(Set problem): What follows is a listing; give it again exactly, in its entirety.

Chart and figure data
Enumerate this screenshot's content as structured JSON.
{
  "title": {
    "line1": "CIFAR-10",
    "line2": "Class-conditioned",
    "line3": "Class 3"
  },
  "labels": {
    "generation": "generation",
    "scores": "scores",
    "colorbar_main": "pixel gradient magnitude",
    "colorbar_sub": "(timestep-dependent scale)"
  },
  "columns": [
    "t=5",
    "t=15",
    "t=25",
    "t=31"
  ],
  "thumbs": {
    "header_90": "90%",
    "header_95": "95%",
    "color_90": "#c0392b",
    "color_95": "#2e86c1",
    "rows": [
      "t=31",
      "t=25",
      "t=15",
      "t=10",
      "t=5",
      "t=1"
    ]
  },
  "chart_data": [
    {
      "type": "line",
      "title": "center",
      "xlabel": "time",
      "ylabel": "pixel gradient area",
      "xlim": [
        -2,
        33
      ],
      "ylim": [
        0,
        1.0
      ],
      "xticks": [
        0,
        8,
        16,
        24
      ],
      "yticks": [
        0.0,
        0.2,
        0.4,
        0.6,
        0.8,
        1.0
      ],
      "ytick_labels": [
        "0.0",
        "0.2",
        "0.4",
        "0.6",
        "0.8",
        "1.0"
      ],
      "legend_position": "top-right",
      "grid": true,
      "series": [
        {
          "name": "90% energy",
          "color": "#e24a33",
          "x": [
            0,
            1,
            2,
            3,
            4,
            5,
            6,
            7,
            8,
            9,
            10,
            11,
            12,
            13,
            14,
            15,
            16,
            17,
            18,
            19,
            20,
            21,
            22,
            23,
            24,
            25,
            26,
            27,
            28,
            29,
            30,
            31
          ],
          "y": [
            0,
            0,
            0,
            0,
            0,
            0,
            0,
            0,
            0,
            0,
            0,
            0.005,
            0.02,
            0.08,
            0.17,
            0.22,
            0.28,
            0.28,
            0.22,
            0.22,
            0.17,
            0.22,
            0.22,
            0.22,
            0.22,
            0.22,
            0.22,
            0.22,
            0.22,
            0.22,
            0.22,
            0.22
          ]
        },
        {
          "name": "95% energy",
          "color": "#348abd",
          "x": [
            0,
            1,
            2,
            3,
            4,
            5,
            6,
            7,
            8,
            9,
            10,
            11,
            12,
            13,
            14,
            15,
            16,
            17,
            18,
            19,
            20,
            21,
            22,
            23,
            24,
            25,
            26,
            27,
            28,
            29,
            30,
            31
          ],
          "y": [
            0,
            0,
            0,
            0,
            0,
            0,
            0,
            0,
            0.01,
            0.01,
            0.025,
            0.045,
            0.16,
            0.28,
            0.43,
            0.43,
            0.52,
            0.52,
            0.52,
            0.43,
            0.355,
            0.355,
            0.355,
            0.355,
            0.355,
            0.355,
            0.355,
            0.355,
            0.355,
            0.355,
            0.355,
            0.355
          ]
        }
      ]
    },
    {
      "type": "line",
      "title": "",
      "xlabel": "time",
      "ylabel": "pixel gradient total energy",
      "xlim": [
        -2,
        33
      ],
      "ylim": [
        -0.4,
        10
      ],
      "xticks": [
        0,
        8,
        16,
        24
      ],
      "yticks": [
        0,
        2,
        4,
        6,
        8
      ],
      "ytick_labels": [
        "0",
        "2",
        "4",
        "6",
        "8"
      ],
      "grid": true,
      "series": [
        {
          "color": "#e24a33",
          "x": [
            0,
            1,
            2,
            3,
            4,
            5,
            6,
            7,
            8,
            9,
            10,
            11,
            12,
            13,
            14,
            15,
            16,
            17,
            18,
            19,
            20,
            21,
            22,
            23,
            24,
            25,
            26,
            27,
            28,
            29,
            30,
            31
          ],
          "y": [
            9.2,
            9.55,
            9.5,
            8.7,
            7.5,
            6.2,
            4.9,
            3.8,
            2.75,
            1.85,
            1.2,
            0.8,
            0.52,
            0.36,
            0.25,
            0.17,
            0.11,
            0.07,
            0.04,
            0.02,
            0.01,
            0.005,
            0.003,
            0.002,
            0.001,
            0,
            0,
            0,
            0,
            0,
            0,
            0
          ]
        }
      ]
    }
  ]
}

(Solution to the exercise):
Enumerate this screenshot's content as structured JSON.
{
  "title": {
    "line1": "CIFAR-10",
    "line2": "Class-conditioned",
    "line3": "Class 3"
  },
  "labels": {
    "generation": "generation",
    "scores": "scores",
    "colorbar_main": "pixel gradient magnitude",
    "colorbar_sub": "(timestep-dependent scale)"
  },
  "columns": [
    "t=5",
    "t=15",
    "t=25",
    "t=31"
  ],
  "thumbs": {
    "header_90": "90%",
    "header_95": "95%",
    "color_90": "#c0392b",
    "color_95": "#2e86c1",
    "rows": [
      "t=31",
      "t=25",
      "t=15",
      "t=10",
      "t=5",
      "t=1"
    ]
  },
  "chart_data": [
    {
      "type": "line",
      "title": "center",
      "xlabel": "time",
      "ylabel": "pixel gradient area",
      "xlim": [
        -2,
        33
      ],
      "ylim": [
        0,
        1.0
      ],
      "xticks": [
        0,
        8,
        16,
        24
      ],
      "yticks": [
        0.0,
        0.2,
        0.4,
        0.6,
        0.8,
        1.0
      ],
      "ytick_labels": [
        "0.0",
        "0.2",
        "0.4",
        "0.6",
        "0.8",
        "1.0"
      ],
      "legend_position": "top-right",
      "grid": true,
      "series": [
        {
          "name": "90% energy",
          "color": "#e24a33",
          "x": [
            0,
            1,
            2,
            3,
            4,
            5,
            6,
            7,
            8,
            9,
            10,
            11,
            12,
            13,
            14,
            15,
            16,
            17,
            18,
            19,
            20,
            21,
            22,
            23,
            24,
            25,
            26,
            27,
            28,
            29,
            30,
            31
          ],
          "y": [
            0,
            0,
            0,
            0,
            0,
            0,
            0,
            0,
            0,
            0,
            0,
            0.005,
            0.02,
            0.08,
            0.17,
            0.22,
            0.28,
            0.28,
            0.22,
            0.22,
            0.17,
            0.22,
            0.22,
            0.22,
            0.22,
            0.22,
            0.22,
            0.22,
            0.22,
            0.22,
            0.22,
            0.22
          ]
        },
        {
          "name": "95% energy",
          "color": "#348abd",
          "x": [
            0,
            1,
            2,
            3,
            4,
            5,
            6,
            7,
            8,
            9,
            10,
            11,
            12,
            13,
            14,
            15,
            16,
            17,
            18,
            19,
            20,
            21,
            22,
            23,
            24,
            25,
            26,
            27,
            28,
            29,
            30,
            31
          ],
          "y": [
            0,
            0,
            0,
            0,
            0,
            0,
            0,
            0,
            0.01,
            0.01,
            0.025,
            0.045,
            0.16,
            0.28,
            0.43,
            0.43,
            0.52,
            0.52,
            0.52,
            0.43,
            0.355,
            0.355,
            0.355,
            0.355,
            0.355,
            0.355,
            0.355,
            0.355,
            0.355,
            0.355,
            0.355,
            0.355
          ]
        }
      ]
    },
    {
      "type": "line",
      "title": "",
      "xlabel": "time",
      "ylabel": "pixel gradient total energy",
      "xlim": [
        -2,
        33
      ],
      "ylim": [
        -0.4,
        10
      ],
      "xticks": [
        0,
        8,
        16,
        24
      ],
      "yticks": [
        0,
        2,
        4,
        6,
        8
      ],
      "ytick_labels": [
        "0",
        "2",
        "4",
        "6",
        "8"
      ],
      "grid": true,
      "series": [
        {
          "color": "#e24a33",
          "x": [
            0,
            1,
            2,
            3,
            4,
            5,
            6,
            7,
            8,
            9,
            10,
            11,
            12,
            13,
            14,
            15,
            16,
            17,
            18,
            19,
            20,
            21,
            22,
            23,
            24,
            25,
            26,
            27,
            28,
            29,
            30,
            31
          ],
          "y": [
            9.2,
            9.55,
            9.5,
            8.7,
            7.5,
            6.2,
            4.9,
            3.8,
            2.75,
            1.85,
            1.2,
            0.8,
            0.52,
            0.36,
            0.25,
            0.17,
            0.11,
            0.07,
            0.04,
            0.02,
            0.01,
            0.005,
            0.003,
            0.002,
            0.001,
            0,
            0,
            0,
            0,
            0,
            0,
            0
          ]
        }
      ]
    }
  ]
}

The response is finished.